WHAT TO WORK ON: Return the whole listing, line for line, without the pictures in it.

LISTING:

^^^^^^^^^^^^^^^^

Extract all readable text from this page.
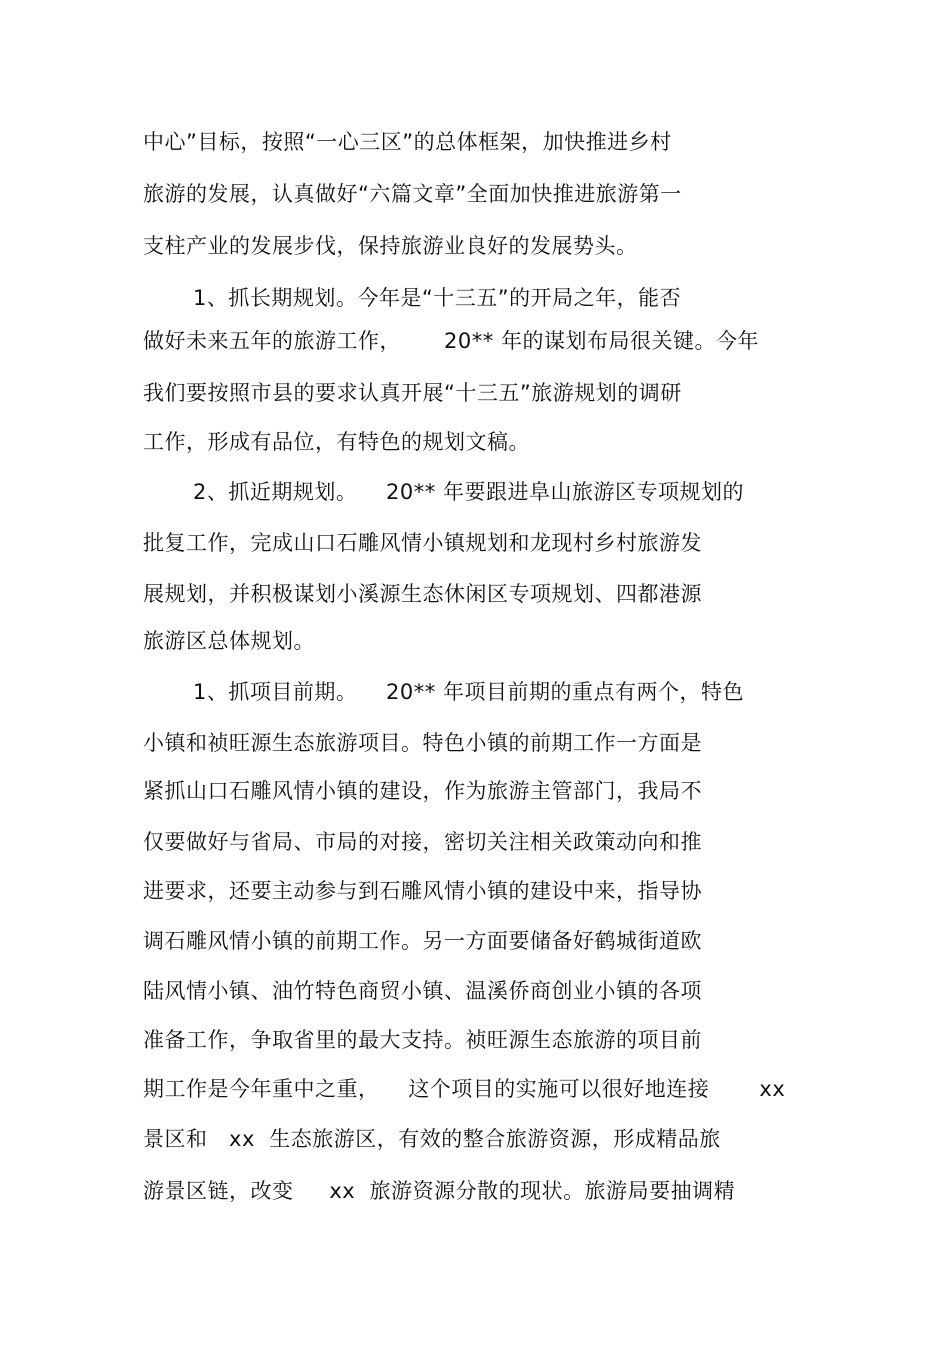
中心”目标，按照“一心三区”的总体框架，加快推进乡村
旅游的发展，认真做好“六篇文章”全面加快推进旅游第一
支柱产业的发展步伐，保持旅游业良好的发展势头。
1、抓长期规划。今年是“十三五”的开局之年，能否
做好未来五年的旅游工作，      20** 年的谋划布局很关键。今年
我们要按照市县的要求认真开展“十三五”旅游规划的调研
工作，形成有品位，有特色的规划文稿。
2、抓近期规划。    20** 年要跟进阜山旅游区专项规划的
批复工作，完成山口石雕风情小镇规划和龙现村乡村旅游发
展规划，并积极谋划小溪源生态休闲区专项规划、四都港源
旅游区总体规划。
1、抓项目前期。    20** 年项目前期的重点有两个，特色
小镇和祯旺源生态旅游项目。特色小镇的前期工作一方面是
紧抓山口石雕风情小镇的建设，作为旅游主管部门，我局不
仅要做好与省局、市局的对接，密切关注相关政策动向和推
进要求，还要主动参与到石雕风情小镇的建设中来，指导协
调石雕风情小镇的前期工作。另一方面要储备好鹤城街道欧
陆风情小镇、油竹特色商贸小镇、温溪侨商创业小镇的各项
准备工作，争取省里的最大支持。祯旺源生态旅游的项目前
期工作是今年重中之重，    这个项目的实施可以很好地连接       xx
景区和   xx  生态旅游区，有效的整合旅游资源，形成精品旅
游景区链，改变     xx  旅游资源分散的现状。旅游局要抽调精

^^^^^^^^^^^^^^^^

RESPONSE BELOW:
Extract all readable text from this page.
中心”目标，按照“一心三区”的总体框架，加快推进乡村
旅游的发展，认真做好“六篇文章”全面加快推进旅游第一
支柱产业的发展步伐，保持旅游业良好的发展势头。
1、抓长期规划。今年是“十三五”的开局之年，能否
做好未来五年的旅游工作，      20** 年的谋划布局很关键。今年
我们要按照市县的要求认真开展“十三五”旅游规划的调研
工作，形成有品位，有特色的规划文稿。
2、抓近期规划。    20** 年要跟进阜山旅游区专项规划的
批复工作，完成山口石雕风情小镇规划和龙现村乡村旅游发
展规划，并积极谋划小溪源生态休闲区专项规划、四都港源
旅游区总体规划。
1、抓项目前期。    20** 年项目前期的重点有两个，特色
小镇和祯旺源生态旅游项目。特色小镇的前期工作一方面是
紧抓山口石雕风情小镇的建设，作为旅游主管部门，我局不
仅要做好与省局、市局的对接，密切关注相关政策动向和推
进要求，还要主动参与到石雕风情小镇的建设中来，指导协
调石雕风情小镇的前期工作。另一方面要储备好鹤城街道欧
陆风情小镇、油竹特色商贸小镇、温溪侨商创业小镇的各项
准备工作，争取省里的最大支持。祯旺源生态旅游的项目前
期工作是今年重中之重，    这个项目的实施可以很好地连接       xx
景区和   xx  生态旅游区，有效的整合旅游资源，形成精品旅
游景区链，改变     xx  旅游资源分散的现状。旅游局要抽调精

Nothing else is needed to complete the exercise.